### OBJECTIVE
Repeat the whole listing below, word for word.

### MATERIAL
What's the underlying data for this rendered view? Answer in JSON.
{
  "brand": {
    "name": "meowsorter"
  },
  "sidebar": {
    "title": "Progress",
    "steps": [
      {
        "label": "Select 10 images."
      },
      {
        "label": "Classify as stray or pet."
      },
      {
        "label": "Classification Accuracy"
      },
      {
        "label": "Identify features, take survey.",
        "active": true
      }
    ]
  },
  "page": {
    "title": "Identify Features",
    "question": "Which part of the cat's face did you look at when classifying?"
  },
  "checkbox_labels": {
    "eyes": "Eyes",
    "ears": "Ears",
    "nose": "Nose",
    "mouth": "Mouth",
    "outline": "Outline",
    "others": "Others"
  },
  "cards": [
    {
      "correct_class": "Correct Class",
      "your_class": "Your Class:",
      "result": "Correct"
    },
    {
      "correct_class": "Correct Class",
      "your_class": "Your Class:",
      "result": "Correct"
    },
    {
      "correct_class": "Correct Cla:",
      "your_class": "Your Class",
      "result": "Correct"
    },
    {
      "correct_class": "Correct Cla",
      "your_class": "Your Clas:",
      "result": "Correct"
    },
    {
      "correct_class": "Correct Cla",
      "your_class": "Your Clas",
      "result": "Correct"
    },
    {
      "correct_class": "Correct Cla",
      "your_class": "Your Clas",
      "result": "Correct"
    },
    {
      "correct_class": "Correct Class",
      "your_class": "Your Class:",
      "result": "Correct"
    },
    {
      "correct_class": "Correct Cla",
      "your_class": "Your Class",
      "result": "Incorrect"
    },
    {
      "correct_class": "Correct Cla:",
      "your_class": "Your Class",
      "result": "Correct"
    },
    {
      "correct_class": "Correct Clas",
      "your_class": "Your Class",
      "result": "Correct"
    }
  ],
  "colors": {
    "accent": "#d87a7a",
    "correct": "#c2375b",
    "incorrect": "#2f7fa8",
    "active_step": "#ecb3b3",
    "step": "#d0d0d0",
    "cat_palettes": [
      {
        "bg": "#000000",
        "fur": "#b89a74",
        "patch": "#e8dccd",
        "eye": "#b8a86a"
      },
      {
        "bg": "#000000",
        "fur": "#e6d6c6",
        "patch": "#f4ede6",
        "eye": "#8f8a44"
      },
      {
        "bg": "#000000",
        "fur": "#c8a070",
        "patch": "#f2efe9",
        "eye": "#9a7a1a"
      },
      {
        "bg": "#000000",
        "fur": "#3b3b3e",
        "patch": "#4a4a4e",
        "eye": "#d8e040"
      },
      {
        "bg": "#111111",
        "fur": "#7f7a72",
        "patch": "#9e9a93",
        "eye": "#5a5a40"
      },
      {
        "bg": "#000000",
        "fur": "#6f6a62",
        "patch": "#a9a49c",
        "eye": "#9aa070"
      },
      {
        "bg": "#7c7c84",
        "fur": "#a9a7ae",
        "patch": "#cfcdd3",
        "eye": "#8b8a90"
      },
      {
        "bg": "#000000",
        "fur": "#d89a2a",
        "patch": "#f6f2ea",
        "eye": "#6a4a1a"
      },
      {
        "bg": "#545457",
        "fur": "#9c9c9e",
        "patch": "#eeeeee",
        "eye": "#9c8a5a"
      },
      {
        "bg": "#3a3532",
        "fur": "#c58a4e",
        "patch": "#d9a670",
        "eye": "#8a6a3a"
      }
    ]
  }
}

### TASK OUTPUT
What's the underlying data for this rendered view? Answer in JSON.
{
  "brand": {
    "name": "meowsorter"
  },
  "sidebar": {
    "title": "Progress",
    "steps": [
      {
        "label": "Select 10 images."
      },
      {
        "label": "Classify as stray or pet."
      },
      {
        "label": "Classification Accuracy"
      },
      {
        "label": "Identify features, take survey.",
        "active": true
      }
    ]
  },
  "page": {
    "title": "Identify Features",
    "question": "Which part of the cat's face did you look at when classifying?"
  },
  "checkbox_labels": {
    "eyes": "Eyes",
    "ears": "Ears",
    "nose": "Nose",
    "mouth": "Mouth",
    "outline": "Outline",
    "others": "Others"
  },
  "cards": [
    {
      "correct_class": "Correct Class",
      "your_class": "Your Class:",
      "result": "Correct"
    },
    {
      "correct_class": "Correct Class",
      "your_class": "Your Class:",
      "result": "Correct"
    },
    {
      "correct_class": "Correct Cla:",
      "your_class": "Your Class",
      "result": "Correct"
    },
    {
      "correct_class": "Correct Cla",
      "your_class": "Your Clas:",
      "result": "Correct"
    },
    {
      "correct_class": "Correct Cla",
      "your_class": "Your Clas",
      "result": "Correct"
    },
    {
      "correct_class": "Correct Cla",
      "your_class": "Your Clas",
      "result": "Correct"
    },
    {
      "correct_class": "Correct Class",
      "your_class": "Your Class:",
      "result": "Correct"
    },
    {
      "correct_class": "Correct Cla",
      "your_class": "Your Class",
      "result": "Incorrect"
    },
    {
      "correct_class": "Correct Cla:",
      "your_class": "Your Class",
      "result": "Correct"
    },
    {
      "correct_class": "Correct Clas",
      "your_class": "Your Class",
      "result": "Correct"
    }
  ],
  "colors": {
    "accent": "#d87a7a",
    "correct": "#c2375b",
    "incorrect": "#2f7fa8",
    "active_step": "#ecb3b3",
    "step": "#d0d0d0",
    "cat_palettes": [
      {
        "bg": "#000000",
        "fur": "#b89a74",
        "patch": "#e8dccd",
        "eye": "#b8a86a"
      },
      {
        "bg": "#000000",
        "fur": "#e6d6c6",
        "patch": "#f4ede6",
        "eye": "#8f8a44"
      },
      {
        "bg": "#000000",
        "fur": "#c8a070",
        "patch": "#f2efe9",
        "eye": "#9a7a1a"
      },
      {
        "bg": "#000000",
        "fur": "#3b3b3e",
        "patch": "#4a4a4e",
        "eye": "#d8e040"
      },
      {
        "bg": "#111111",
        "fur": "#7f7a72",
        "patch": "#9e9a93",
        "eye": "#5a5a40"
      },
      {
        "bg": "#000000",
        "fur": "#6f6a62",
        "patch": "#a9a49c",
        "eye": "#9aa070"
      },
      {
        "bg": "#7c7c84",
        "fur": "#a9a7ae",
        "patch": "#cfcdd3",
        "eye": "#8b8a90"
      },
      {
        "bg": "#000000",
        "fur": "#d89a2a",
        "patch": "#f6f2ea",
        "eye": "#6a4a1a"
      },
      {
        "bg": "#545457",
        "fur": "#9c9c9e",
        "patch": "#eeeeee",
        "eye": "#9c8a5a"
      },
      {
        "bg": "#3a3532",
        "fur": "#c58a4e",
        "patch": "#d9a670",
        "eye": "#8a6a3a"
      }
    ]
  }
}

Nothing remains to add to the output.